--- DATA LINES ---

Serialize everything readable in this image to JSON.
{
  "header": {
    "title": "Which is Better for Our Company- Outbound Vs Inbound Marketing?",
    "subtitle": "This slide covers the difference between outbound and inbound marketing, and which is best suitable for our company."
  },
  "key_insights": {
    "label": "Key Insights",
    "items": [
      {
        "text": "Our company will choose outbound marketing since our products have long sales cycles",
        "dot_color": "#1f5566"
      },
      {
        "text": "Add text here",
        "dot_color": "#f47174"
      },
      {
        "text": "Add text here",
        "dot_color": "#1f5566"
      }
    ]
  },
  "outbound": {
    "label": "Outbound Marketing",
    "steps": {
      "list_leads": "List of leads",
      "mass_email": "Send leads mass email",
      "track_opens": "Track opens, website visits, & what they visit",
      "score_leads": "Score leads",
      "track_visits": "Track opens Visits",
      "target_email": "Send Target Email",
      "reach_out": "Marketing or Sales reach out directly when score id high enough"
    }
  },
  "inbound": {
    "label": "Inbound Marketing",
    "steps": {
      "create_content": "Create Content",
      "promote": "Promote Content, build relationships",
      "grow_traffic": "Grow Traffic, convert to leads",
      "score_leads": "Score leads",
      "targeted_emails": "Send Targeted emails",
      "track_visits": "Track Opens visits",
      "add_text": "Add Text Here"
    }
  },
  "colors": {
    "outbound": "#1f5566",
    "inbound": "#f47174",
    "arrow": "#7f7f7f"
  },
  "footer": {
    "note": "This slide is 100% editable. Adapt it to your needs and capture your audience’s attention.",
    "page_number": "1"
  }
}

---

DESCRIPTION OF THE TASK
Return from the data every line that holds "label".

OUTPUT FOR THIS EXERCISE
    "label": "Key Insights",
    "label": "Outbound Marketing",
    "label": "Inbound Marketing",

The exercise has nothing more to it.